Exercise objective - Find the lines of data that contain the string "precipitation", then list them.

Provided material -
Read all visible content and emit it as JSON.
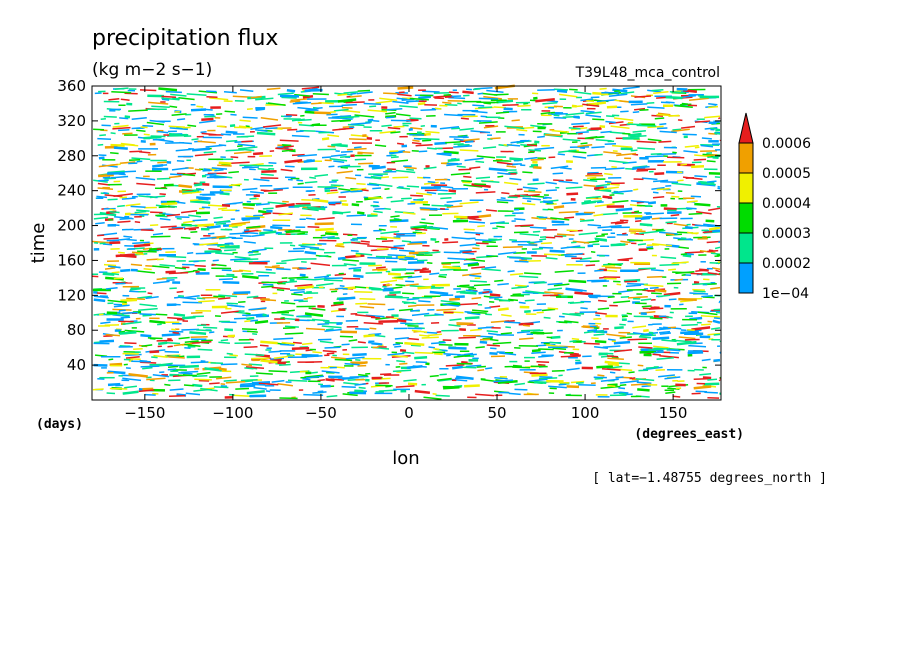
{
  "chart_data": {
    "type": "heatmap",
    "title": "precipitation flux",
    "units": "(kg m−2 s−1)",
    "run_name": "T39L48_mca_control",
    "xlabel": "lon",
    "x_units": "(degrees_east)",
    "ylabel": "time",
    "y_units": "(days)",
    "xlim": [
      -180,
      177.1875
    ],
    "ylim": [
      0,
      360
    ],
    "x_ticks": [
      -150,
      -100,
      -50,
      0,
      50,
      100,
      150
    ],
    "y_ticks": [
      40,
      80,
      120,
      160,
      200,
      240,
      280,
      320,
      360
    ],
    "x_tick_labels": [
      "−150",
      "−100",
      "−50",
      "0",
      "50",
      "100",
      "150"
    ],
    "y_tick_labels": [
      "40",
      "80",
      "120",
      "160",
      "200",
      "240",
      "280",
      "320",
      "360"
    ],
    "colorbar": {
      "levels": [
        0.0001,
        0.0002,
        0.0003,
        0.0004,
        0.0005,
        0.0006
      ],
      "level_labels": [
        "1e−04",
        "0.0002",
        "0.0003",
        "0.0004",
        "0.0005",
        "0.0006"
      ],
      "colors": [
        "#00a0ff",
        "#00e68c",
        "#00dc00",
        "#f0f000",
        "#f0a000",
        "#e61e1e"
      ],
      "extend": "max"
    },
    "annotation": "[ lat=−1.48755 degrees_north ]",
    "pattern": "dense scattered short zonal streaks of precipitation across all longitudes and times"
  }
}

Task answer -
    "title": "precipitation flux",
    "pattern": "dense scattered short zonal streaks of precipitation across all longitudes and times"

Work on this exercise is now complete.